-- Records supplied start --

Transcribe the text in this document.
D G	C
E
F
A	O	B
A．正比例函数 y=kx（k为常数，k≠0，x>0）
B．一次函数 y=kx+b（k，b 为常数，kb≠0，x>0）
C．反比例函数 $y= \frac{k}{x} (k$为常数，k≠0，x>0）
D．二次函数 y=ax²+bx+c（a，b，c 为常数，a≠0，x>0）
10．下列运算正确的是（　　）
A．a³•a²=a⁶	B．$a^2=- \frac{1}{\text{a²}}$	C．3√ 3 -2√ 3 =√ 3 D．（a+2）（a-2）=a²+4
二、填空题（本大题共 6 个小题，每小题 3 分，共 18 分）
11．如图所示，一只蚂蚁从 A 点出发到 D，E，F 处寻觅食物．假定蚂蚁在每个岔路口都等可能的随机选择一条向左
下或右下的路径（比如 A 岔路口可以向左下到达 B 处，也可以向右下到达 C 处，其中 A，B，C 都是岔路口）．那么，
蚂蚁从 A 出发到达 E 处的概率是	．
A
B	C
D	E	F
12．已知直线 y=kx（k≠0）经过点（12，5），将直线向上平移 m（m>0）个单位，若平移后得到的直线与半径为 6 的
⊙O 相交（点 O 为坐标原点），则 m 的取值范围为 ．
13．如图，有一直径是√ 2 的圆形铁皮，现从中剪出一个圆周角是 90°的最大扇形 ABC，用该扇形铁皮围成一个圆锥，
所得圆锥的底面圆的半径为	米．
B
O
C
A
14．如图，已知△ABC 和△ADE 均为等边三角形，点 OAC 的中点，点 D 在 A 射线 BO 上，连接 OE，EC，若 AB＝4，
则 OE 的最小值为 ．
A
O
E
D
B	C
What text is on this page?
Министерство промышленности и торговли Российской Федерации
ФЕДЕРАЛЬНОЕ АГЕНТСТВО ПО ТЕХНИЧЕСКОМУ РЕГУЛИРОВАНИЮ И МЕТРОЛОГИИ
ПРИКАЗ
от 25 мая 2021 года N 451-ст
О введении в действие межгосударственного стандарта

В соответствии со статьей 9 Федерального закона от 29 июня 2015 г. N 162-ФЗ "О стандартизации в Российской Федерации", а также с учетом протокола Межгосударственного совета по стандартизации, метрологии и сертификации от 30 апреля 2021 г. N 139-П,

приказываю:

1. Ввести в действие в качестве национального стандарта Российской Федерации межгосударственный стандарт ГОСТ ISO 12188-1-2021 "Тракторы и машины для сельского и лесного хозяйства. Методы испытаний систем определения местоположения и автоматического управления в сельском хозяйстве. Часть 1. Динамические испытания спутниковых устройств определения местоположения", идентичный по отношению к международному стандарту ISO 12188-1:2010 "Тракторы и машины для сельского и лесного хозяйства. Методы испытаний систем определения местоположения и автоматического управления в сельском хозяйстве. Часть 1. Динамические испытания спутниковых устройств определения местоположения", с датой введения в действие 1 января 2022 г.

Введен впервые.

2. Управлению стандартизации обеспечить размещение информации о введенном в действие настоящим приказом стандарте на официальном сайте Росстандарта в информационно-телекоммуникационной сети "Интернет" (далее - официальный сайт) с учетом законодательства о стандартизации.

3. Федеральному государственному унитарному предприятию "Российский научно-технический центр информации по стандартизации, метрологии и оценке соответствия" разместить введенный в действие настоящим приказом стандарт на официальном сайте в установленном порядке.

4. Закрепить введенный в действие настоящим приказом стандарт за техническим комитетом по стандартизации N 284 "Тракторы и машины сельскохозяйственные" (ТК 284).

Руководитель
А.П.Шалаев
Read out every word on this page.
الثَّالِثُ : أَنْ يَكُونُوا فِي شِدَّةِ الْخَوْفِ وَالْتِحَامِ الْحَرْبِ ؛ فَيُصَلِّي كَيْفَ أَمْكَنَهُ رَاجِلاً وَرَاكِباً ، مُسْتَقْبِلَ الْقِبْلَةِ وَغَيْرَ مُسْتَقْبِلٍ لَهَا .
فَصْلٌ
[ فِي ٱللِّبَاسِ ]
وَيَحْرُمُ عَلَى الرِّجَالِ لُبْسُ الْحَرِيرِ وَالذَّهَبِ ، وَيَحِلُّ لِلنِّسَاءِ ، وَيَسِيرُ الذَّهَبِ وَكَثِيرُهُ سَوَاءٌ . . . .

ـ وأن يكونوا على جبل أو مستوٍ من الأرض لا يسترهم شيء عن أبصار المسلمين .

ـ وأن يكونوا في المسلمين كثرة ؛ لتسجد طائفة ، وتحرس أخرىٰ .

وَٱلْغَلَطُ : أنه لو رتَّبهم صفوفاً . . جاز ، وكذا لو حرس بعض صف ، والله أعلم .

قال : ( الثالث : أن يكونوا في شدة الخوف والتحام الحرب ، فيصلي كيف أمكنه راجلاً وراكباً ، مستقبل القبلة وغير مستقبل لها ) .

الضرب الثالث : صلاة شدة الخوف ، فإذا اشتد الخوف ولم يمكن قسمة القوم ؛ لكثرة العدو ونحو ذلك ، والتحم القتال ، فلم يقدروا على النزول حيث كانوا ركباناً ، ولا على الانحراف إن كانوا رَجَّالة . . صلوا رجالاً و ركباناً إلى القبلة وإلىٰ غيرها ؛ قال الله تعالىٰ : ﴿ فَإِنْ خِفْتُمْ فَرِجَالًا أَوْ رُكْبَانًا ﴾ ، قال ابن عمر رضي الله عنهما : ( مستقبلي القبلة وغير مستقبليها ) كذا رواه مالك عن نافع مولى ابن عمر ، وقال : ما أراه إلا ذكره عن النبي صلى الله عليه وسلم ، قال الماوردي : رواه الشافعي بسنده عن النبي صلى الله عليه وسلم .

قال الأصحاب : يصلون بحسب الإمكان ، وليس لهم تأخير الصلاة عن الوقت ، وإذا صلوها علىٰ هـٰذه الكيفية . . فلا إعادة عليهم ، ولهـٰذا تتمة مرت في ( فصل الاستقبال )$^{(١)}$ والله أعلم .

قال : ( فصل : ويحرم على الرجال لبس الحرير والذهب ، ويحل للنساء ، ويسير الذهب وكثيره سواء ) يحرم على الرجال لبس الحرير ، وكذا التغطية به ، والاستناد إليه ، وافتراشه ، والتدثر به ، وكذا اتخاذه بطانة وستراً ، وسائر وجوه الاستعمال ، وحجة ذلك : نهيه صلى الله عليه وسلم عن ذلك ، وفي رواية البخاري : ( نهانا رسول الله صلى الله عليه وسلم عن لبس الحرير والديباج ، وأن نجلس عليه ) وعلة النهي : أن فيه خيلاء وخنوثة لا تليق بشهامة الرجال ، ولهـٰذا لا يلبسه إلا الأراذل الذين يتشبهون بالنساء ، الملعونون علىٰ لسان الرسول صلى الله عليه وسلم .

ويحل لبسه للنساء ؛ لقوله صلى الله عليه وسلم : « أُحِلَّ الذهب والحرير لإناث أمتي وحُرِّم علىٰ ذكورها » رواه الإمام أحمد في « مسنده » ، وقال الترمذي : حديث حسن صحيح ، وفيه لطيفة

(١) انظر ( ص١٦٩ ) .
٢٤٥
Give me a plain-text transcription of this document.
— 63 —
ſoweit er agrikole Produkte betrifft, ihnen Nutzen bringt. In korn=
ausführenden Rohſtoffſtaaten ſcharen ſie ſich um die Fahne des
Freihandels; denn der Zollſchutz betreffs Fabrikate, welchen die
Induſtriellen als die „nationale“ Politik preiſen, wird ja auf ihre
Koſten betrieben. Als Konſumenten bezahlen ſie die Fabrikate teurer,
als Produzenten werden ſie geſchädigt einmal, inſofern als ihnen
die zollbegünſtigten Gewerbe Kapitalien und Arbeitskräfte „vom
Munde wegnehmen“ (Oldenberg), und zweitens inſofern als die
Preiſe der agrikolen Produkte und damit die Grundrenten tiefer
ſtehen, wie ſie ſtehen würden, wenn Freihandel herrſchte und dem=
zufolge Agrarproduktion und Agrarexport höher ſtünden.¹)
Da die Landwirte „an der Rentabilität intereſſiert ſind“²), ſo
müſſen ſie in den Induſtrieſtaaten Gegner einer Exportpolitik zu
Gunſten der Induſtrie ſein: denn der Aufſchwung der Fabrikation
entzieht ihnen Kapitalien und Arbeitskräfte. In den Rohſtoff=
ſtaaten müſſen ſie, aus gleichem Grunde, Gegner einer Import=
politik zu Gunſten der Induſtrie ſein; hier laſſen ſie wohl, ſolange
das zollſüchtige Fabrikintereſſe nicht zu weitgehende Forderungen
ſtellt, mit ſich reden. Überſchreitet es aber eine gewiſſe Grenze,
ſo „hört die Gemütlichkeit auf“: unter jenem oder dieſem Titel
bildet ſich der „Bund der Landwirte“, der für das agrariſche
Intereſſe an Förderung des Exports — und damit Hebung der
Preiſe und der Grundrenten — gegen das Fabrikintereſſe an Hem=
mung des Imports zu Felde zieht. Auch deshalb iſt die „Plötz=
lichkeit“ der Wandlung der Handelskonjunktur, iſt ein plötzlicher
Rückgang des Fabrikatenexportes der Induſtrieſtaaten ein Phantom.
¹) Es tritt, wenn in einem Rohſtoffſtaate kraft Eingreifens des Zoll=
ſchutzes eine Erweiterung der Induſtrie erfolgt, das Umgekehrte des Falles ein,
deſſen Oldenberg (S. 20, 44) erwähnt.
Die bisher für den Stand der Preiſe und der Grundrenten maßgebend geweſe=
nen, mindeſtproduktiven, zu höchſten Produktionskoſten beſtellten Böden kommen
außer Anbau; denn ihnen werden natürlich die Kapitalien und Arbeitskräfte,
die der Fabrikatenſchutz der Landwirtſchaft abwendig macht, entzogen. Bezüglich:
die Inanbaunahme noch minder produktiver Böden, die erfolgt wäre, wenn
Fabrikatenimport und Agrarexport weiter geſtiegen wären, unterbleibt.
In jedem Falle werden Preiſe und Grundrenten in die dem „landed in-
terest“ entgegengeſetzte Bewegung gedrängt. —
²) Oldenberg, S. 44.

-- Records supplied end --

- _To do_: Go through the listing above and work out how many lines contain the string "document". Reply with the number alone.

- _Solution to this exercise_: 2